Rows from a figure dataset:
- - -
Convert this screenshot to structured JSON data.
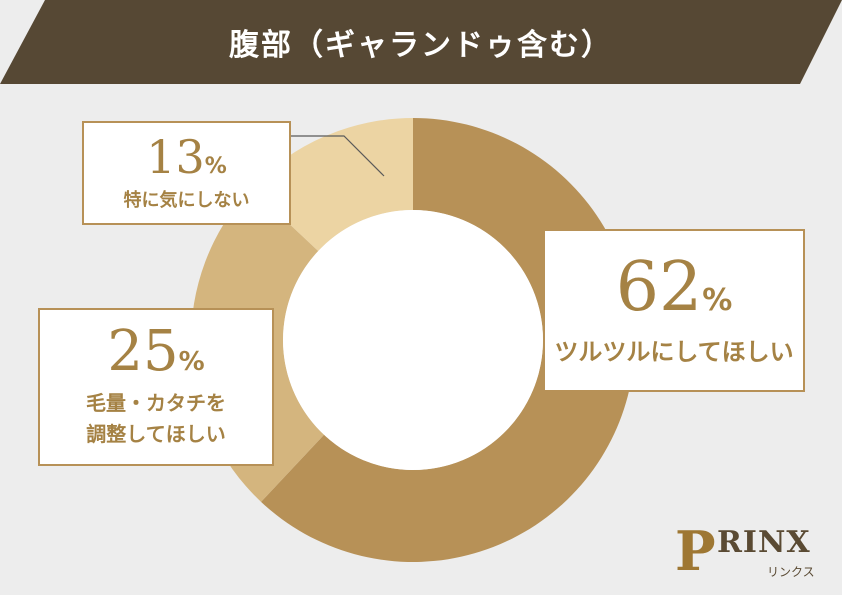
{
  "title": "腹部（ギャランドゥ含む）",
  "colors": {
    "banner": "#564834",
    "slice_62": "#b79157",
    "slice_25": "#d4b57e",
    "slice_13": "#ecd4a3",
    "accent": "#a58244"
  },
  "chart_data": {
    "type": "pie",
    "donut": true,
    "title": "腹部（ギャランドゥ含む）",
    "slices": [
      {
        "label": "ツルツルにしてほしい",
        "value": 62
      },
      {
        "label": "毛量・カタチを調整してほしい",
        "value": 25
      },
      {
        "label": "特に気にしない",
        "value": 13
      }
    ]
  },
  "callouts": {
    "c62": {
      "value": "62",
      "unit": "%",
      "label": "ツルツルにしてほしい"
    },
    "c25": {
      "value": "25",
      "unit": "%",
      "line1": "毛量・カタチを",
      "line2": "調整してほしい"
    },
    "c13": {
      "value": "13",
      "unit": "%",
      "label": "特に気にしない"
    }
  },
  "logo": {
    "mark": "P",
    "word": "RINX",
    "sub": "リンクス"
  }
}
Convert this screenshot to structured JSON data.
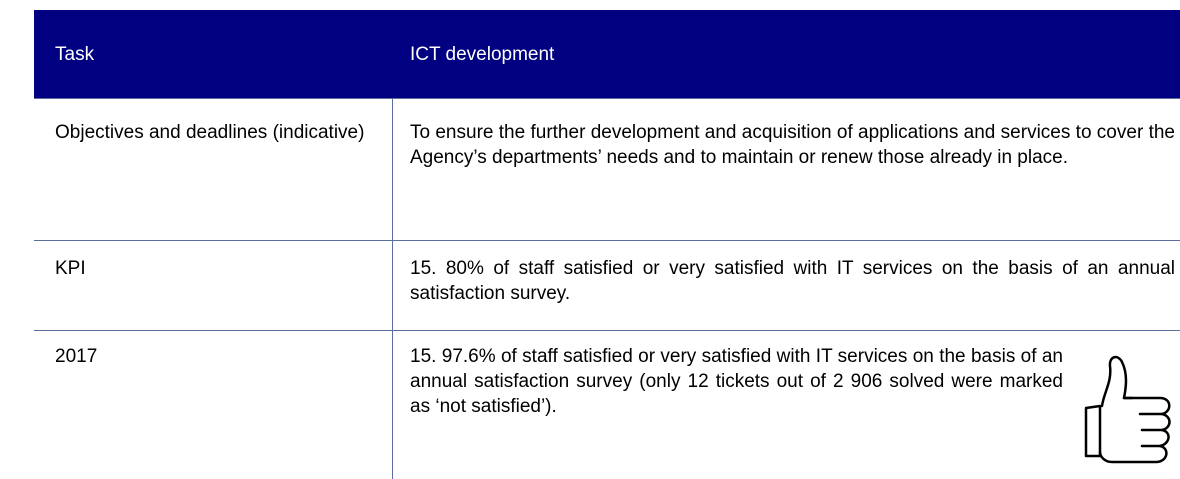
{
  "header": {
    "task_label": "Task",
    "task_value": "ICT development"
  },
  "rows": [
    [
      "Objectives and deadlines (indicative)",
      "To ensure the further development and acquisition of applications and services to cover the Agency’s departments’ needs and to maintain or renew those already in place."
    ],
    [
      "KPI",
      "15. 80% of staff satisfied or very satisfied with IT services on the basis of an annual satisfaction survey."
    ],
    [
      "2017",
      "15. 97.6% of staff satisfied or very satisfied with IT services on the basis of an annual satisfaction survey (only 12 tickets out of 2 906 solved were marked as ‘not satisfied’)."
    ]
  ]
}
- - -
### Written task
Transcribe the whole listing exactly. Pictures stay out of your copy.

### The solution
Convert this screenshot to structured JSON data.
{
  "title": "腹部（ギャランドゥ含む）",
  "colors": {
    "banner": "#564834",
    "slice_62": "#b79157",
    "slice_25": "#d4b57e",
    "slice_13": "#ecd4a3",
    "accent": "#a58244"
  },
  "chart_data": {
    "type": "pie",
    "donut": true,
    "title": "腹部（ギャランドゥ含む）",
    "slices": [
      {
        "label": "ツルツルにしてほしい",
        "value": 62
      },
      {
        "label": "毛量・カタチを調整してほしい",
        "value": 25
      },
      {
        "label": "特に気にしない",
        "value": 13
      }
    ]
  },
  "callouts": {
    "c62": {
      "value": "62",
      "unit": "%",
      "label": "ツルツルにしてほしい"
    },
    "c25": {
      "value": "25",
      "unit": "%",
      "line1": "毛量・カタチを",
      "line2": "調整してほしい"
    },
    "c13": {
      "value": "13",
      "unit": "%",
      "label": "特に気にしない"
    }
  },
  "logo": {
    "mark": "P",
    "word": "RINX",
    "sub": "リンクス"
  }
}
Convert this screenshot to structured JSON data.
{
  "header": {
    "task_label": "Task",
    "task_value": "ICT development"
  },
  "rows": [
    [
      "Objectives and deadlines (indicative)",
      "To ensure the further development and acquisition of applications and services to cover the Agency’s departments’ needs and to maintain or renew those already in place."
    ],
    [
      "KPI",
      "15. 80% of staff satisfied or very satisfied with IT services on the basis of an annual satisfaction survey."
    ],
    [
      "2017",
      "15. 97.6% of staff satisfied or very satisfied with IT services on the basis of an annual satisfaction survey (only 12 tickets out of 2 906 solved were marked as ‘not satisfied’)."
    ]
  ]
}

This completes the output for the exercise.